— Start of SUPPLIED RECORDS —

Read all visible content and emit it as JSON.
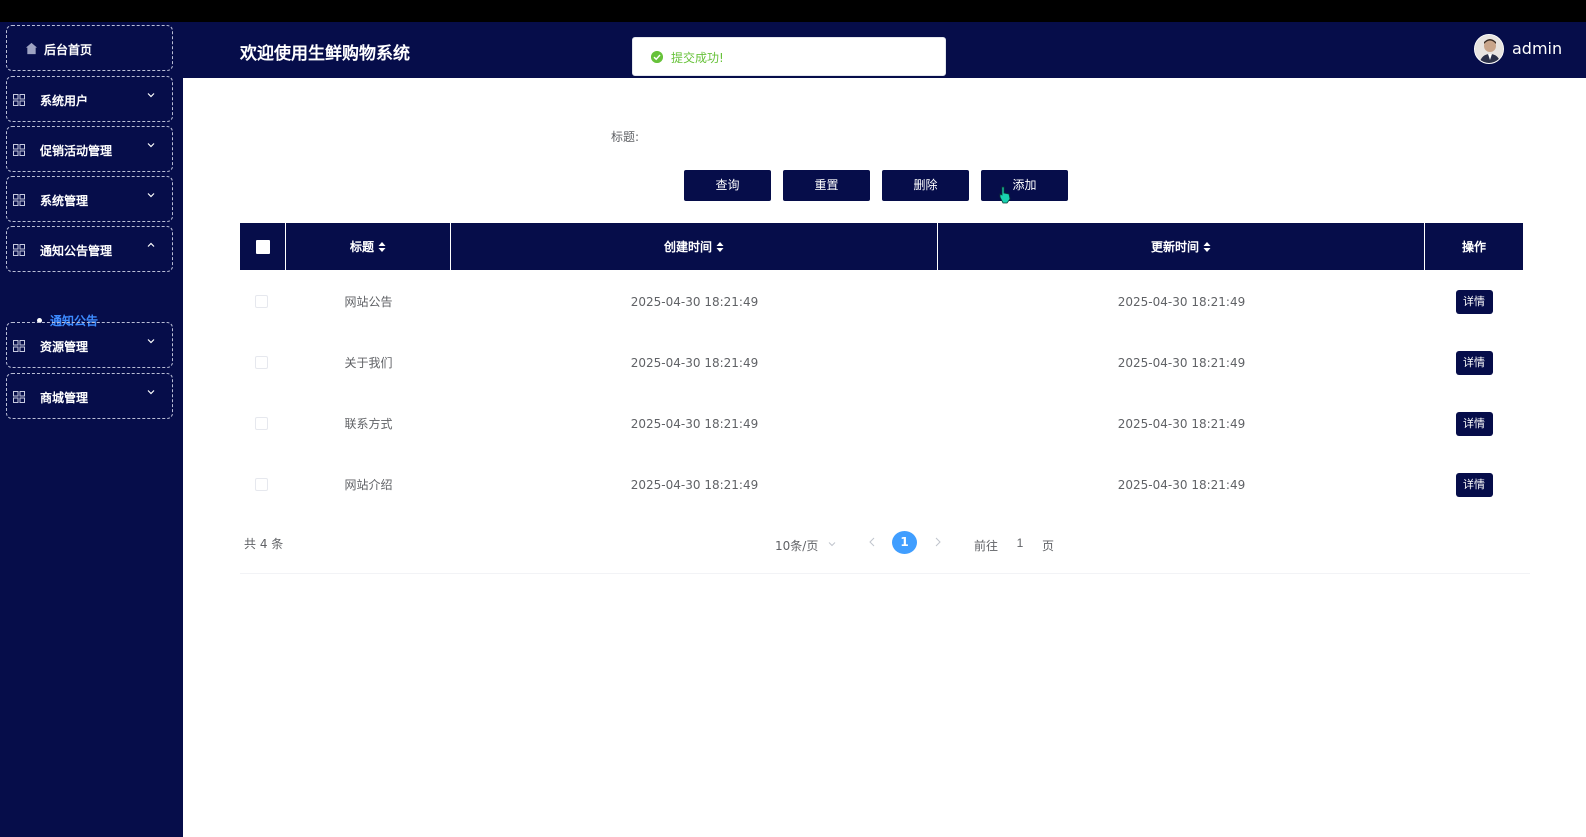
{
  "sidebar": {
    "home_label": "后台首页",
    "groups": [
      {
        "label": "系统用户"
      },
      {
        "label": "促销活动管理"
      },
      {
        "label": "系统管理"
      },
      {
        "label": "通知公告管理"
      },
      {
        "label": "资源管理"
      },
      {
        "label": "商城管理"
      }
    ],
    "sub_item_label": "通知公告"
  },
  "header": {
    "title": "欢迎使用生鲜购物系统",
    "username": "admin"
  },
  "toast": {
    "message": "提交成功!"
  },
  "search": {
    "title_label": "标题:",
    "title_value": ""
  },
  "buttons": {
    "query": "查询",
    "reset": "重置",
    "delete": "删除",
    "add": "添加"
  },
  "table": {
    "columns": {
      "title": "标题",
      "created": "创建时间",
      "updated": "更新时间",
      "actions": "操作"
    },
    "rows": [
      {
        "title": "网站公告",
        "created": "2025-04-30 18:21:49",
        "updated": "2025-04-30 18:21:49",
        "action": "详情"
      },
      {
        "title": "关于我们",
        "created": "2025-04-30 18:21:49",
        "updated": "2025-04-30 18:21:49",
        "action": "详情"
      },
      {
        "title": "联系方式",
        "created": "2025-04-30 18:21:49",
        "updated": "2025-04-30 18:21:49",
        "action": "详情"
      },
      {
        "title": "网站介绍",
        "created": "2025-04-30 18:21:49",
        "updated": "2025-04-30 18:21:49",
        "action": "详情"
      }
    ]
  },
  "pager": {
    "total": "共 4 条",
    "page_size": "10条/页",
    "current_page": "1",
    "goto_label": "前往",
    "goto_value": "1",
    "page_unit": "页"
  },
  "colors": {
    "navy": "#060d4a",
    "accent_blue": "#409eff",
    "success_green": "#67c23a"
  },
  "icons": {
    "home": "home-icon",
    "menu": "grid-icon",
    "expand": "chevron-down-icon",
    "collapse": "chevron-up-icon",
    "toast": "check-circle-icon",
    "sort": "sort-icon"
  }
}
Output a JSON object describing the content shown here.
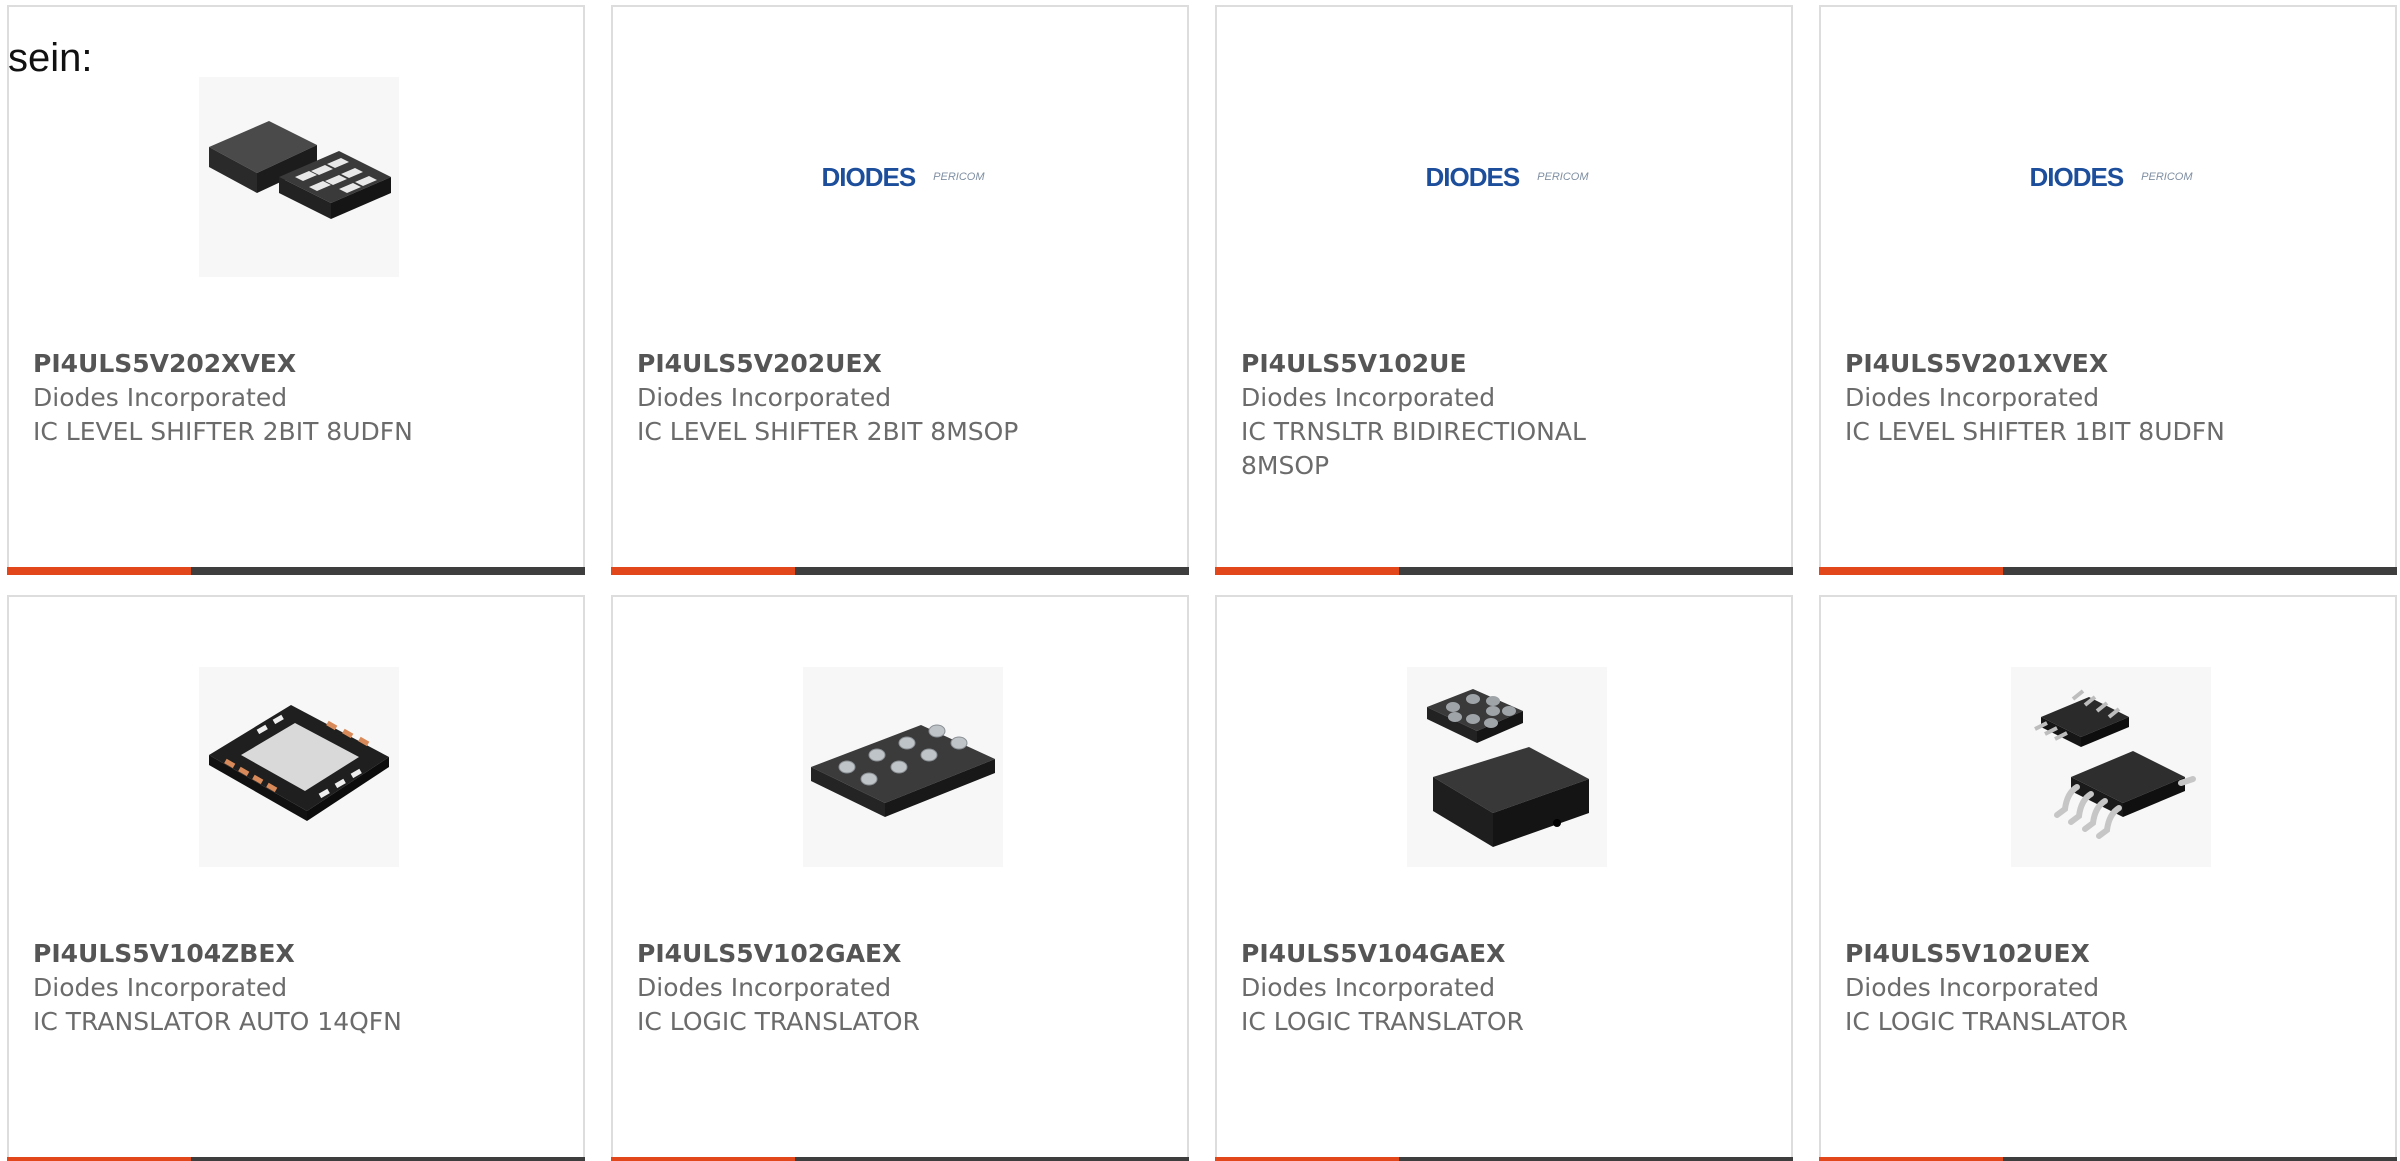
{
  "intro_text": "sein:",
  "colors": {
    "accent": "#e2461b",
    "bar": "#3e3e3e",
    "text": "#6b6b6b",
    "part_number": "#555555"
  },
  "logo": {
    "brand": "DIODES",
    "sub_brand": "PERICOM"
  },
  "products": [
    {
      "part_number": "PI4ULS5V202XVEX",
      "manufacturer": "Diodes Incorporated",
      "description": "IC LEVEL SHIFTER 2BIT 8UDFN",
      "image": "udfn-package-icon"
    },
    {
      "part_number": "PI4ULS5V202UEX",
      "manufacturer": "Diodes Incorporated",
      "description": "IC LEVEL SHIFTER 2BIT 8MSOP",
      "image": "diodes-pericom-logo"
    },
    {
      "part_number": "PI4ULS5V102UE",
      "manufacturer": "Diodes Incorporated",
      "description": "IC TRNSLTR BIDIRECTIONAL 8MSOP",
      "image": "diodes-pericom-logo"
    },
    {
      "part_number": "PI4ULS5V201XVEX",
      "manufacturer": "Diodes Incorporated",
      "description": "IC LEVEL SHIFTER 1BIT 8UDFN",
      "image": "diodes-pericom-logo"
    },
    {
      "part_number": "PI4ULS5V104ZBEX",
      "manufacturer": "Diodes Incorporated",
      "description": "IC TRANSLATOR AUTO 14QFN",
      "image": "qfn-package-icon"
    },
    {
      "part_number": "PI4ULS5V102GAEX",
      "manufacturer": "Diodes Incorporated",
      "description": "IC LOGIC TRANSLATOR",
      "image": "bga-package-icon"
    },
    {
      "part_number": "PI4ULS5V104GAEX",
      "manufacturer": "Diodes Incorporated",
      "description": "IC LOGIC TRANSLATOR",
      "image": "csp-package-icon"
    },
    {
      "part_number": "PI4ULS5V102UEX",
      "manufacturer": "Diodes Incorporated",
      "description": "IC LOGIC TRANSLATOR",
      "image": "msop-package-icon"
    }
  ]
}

— End of SUPPLIED RECORDS —

Check each line above for the word "LEVEL" and give the number of lines that have it, nothing else.

- SOLUTION FOR THIS EXERCISE -
3